-- begin SUPPLIED INFORMATION --

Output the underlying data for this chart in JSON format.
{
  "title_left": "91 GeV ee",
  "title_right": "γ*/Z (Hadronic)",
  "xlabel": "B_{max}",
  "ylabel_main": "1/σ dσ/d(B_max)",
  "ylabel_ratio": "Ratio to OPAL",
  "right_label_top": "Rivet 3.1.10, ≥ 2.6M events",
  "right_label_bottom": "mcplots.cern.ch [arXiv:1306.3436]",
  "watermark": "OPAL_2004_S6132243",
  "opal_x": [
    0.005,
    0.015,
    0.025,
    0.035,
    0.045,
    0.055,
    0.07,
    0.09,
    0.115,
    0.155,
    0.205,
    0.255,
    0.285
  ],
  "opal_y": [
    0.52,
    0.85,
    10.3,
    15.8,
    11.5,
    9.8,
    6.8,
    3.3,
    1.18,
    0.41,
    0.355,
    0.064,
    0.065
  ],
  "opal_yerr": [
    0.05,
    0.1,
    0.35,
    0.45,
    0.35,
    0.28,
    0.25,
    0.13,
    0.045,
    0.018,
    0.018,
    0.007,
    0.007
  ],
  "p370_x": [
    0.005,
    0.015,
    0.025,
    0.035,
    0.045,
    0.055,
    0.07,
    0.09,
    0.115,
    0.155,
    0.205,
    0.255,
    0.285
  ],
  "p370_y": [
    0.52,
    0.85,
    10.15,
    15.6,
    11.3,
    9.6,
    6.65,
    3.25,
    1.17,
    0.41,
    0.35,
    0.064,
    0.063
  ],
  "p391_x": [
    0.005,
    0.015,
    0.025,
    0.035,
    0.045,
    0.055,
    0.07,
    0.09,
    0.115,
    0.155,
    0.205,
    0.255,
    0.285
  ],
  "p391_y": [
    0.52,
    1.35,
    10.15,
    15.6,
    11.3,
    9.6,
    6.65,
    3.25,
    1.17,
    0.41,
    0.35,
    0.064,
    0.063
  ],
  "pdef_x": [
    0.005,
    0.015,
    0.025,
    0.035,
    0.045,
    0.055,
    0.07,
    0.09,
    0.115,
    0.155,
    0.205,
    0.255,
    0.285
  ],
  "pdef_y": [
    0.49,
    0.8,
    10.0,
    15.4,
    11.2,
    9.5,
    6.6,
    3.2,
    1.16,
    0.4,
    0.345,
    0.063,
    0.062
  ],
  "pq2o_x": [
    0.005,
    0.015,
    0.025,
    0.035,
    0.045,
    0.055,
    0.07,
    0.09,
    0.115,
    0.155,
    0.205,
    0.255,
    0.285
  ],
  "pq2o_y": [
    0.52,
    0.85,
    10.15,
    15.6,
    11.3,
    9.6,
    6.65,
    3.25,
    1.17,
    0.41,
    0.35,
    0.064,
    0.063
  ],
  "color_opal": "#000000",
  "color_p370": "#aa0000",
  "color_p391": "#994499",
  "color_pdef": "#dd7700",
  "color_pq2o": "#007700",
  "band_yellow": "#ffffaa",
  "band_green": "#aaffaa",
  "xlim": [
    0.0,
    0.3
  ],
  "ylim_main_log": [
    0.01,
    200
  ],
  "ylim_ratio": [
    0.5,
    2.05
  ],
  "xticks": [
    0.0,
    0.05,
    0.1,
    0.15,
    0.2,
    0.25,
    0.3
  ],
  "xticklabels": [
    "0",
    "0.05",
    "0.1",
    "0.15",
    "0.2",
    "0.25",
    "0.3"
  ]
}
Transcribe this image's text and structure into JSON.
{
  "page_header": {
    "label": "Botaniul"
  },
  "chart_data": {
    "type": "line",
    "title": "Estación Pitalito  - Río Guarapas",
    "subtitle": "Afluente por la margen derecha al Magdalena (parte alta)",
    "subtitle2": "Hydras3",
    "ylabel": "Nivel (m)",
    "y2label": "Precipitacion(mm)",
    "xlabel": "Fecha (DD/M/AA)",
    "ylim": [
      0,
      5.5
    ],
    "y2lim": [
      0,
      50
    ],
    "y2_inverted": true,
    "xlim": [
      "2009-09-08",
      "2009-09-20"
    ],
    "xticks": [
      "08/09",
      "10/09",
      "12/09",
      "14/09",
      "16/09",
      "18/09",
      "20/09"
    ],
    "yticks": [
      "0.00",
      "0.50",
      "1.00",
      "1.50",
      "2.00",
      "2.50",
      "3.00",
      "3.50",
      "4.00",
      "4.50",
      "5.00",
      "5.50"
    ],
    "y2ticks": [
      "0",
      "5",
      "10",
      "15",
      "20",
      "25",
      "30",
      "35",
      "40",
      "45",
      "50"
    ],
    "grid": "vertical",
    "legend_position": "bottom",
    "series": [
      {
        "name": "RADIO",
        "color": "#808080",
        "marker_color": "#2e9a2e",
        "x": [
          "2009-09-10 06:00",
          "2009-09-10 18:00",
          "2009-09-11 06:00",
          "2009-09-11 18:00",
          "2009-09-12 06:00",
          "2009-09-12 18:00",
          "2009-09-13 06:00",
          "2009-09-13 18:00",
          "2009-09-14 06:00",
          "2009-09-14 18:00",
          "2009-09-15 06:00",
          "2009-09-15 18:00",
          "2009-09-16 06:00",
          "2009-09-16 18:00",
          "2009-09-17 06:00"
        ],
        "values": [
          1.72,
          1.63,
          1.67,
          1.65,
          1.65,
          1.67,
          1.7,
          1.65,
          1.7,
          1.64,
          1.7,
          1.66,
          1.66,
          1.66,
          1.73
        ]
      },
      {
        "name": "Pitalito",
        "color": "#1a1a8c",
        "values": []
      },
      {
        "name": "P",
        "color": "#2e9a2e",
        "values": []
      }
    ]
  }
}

-- end SUPPLIED INFORMATION --

Print out every entry, keeping each one exact.

SOLUTION TO THE EXERCISE –
Output the underlying data for this chart in JSON format.
{
  "title_left": "91 GeV ee",
  "title_right": "γ*/Z (Hadronic)",
  "xlabel": "B_{max}",
  "ylabel_main": "1/σ dσ/d(B_max)",
  "ylabel_ratio": "Ratio to OPAL",
  "right_label_top": "Rivet 3.1.10, ≥ 2.6M events",
  "right_label_bottom": "mcplots.cern.ch [arXiv:1306.3436]",
  "watermark": "OPAL_2004_S6132243",
  "opal_x": [
    0.005,
    0.015,
    0.025,
    0.035,
    0.045,
    0.055,
    0.07,
    0.09,
    0.115,
    0.155,
    0.205,
    0.255,
    0.285
  ],
  "opal_y": [
    0.52,
    0.85,
    10.3,
    15.8,
    11.5,
    9.8,
    6.8,
    3.3,
    1.18,
    0.41,
    0.355,
    0.064,
    0.065
  ],
  "opal_yerr": [
    0.05,
    0.1,
    0.35,
    0.45,
    0.35,
    0.28,
    0.25,
    0.13,
    0.045,
    0.018,
    0.018,
    0.007,
    0.007
  ],
  "p370_x": [
    0.005,
    0.015,
    0.025,
    0.035,
    0.045,
    0.055,
    0.07,
    0.09,
    0.115,
    0.155,
    0.205,
    0.255,
    0.285
  ],
  "p370_y": [
    0.52,
    0.85,
    10.15,
    15.6,
    11.3,
    9.6,
    6.65,
    3.25,
    1.17,
    0.41,
    0.35,
    0.064,
    0.063
  ],
  "p391_x": [
    0.005,
    0.015,
    0.025,
    0.035,
    0.045,
    0.055,
    0.07,
    0.09,
    0.115,
    0.155,
    0.205,
    0.255,
    0.285
  ],
  "p391_y": [
    0.52,
    1.35,
    10.15,
    15.6,
    11.3,
    9.6,
    6.65,
    3.25,
    1.17,
    0.41,
    0.35,
    0.064,
    0.063
  ],
  "pdef_x": [
    0.005,
    0.015,
    0.025,
    0.035,
    0.045,
    0.055,
    0.07,
    0.09,
    0.115,
    0.155,
    0.205,
    0.255,
    0.285
  ],
  "pdef_y": [
    0.49,
    0.8,
    10.0,
    15.4,
    11.2,
    9.5,
    6.6,
    3.2,
    1.16,
    0.4,
    0.345,
    0.063,
    0.062
  ],
  "pq2o_x": [
    0.005,
    0.015,
    0.025,
    0.035,
    0.045,
    0.055,
    0.07,
    0.09,
    0.115,
    0.155,
    0.205,
    0.255,
    0.285
  ],
  "pq2o_y": [
    0.52,
    0.85,
    10.15,
    15.6,
    11.3,
    9.6,
    6.65,
    3.25,
    1.17,
    0.41,
    0.35,
    0.064,
    0.063
  ],
  "color_opal": "#000000",
  "color_p370": "#aa0000",
  "color_p391": "#994499",
  "color_pdef": "#dd7700",
  "color_pq2o": "#007700",
  "band_yellow": "#ffffaa",
  "band_green": "#aaffaa",
  "xlim": [
    0.0,
    0.3
  ],
  "ylim_main_log": [
    0.01,
    200
  ],
  "ylim_ratio": [
    0.5,
    2.05
  ],
  "xticks": [
    0.0,
    0.05,
    0.1,
    0.15,
    0.2,
    0.25,
    0.3
  ],
  "xticklabels": [
    "0",
    "0.05",
    "0.1",
    "0.15",
    "0.2",
    "0.25",
    "0.3"
  ]
}
Transcribe this image's text and structure into JSON.
{
  "page_header": {
    "label": "Botaniul"
  },
  "chart_data": {
    "type": "line",
    "title": "Estación Pitalito  - Río Guarapas",
    "subtitle": "Afluente por la margen derecha al Magdalena (parte alta)",
    "subtitle2": "Hydras3",
    "ylabel": "Nivel (m)",
    "y2label": "Precipitacion(mm)",
    "xlabel": "Fecha (DD/M/AA)",
    "ylim": [
      0,
      5.5
    ],
    "y2lim": [
      0,
      50
    ],
    "y2_inverted": true,
    "xlim": [
      "2009-09-08",
      "2009-09-20"
    ],
    "xticks": [
      "08/09",
      "10/09",
      "12/09",
      "14/09",
      "16/09",
      "18/09",
      "20/09"
    ],
    "yticks": [
      "0.00",
      "0.50",
      "1.00",
      "1.50",
      "2.00",
      "2.50",
      "3.00",
      "3.50",
      "4.00",
      "4.50",
      "5.00",
      "5.50"
    ],
    "y2ticks": [
      "0",
      "5",
      "10",
      "15",
      "20",
      "25",
      "30",
      "35",
      "40",
      "45",
      "50"
    ],
    "grid": "vertical",
    "legend_position": "bottom",
    "series": [
      {
        "name": "RADIO",
        "color": "#808080",
        "marker_color": "#2e9a2e",
        "x": [
          "2009-09-10 06:00",
          "2009-09-10 18:00",
          "2009-09-11 06:00",
          "2009-09-11 18:00",
          "2009-09-12 06:00",
          "2009-09-12 18:00",
          "2009-09-13 06:00",
          "2009-09-13 18:00",
          "2009-09-14 06:00",
          "2009-09-14 18:00",
          "2009-09-15 06:00",
          "2009-09-15 18:00",
          "2009-09-16 06:00",
          "2009-09-16 18:00",
          "2009-09-17 06:00"
        ],
        "values": [
          1.72,
          1.63,
          1.67,
          1.65,
          1.65,
          1.67,
          1.7,
          1.65,
          1.7,
          1.64,
          1.7,
          1.66,
          1.66,
          1.66,
          1.73
        ]
      },
      {
        "name": "Pitalito",
        "color": "#1a1a8c",
        "values": []
      },
      {
        "name": "P",
        "color": "#2e9a2e",
        "values": []
      }
    ]
  }
}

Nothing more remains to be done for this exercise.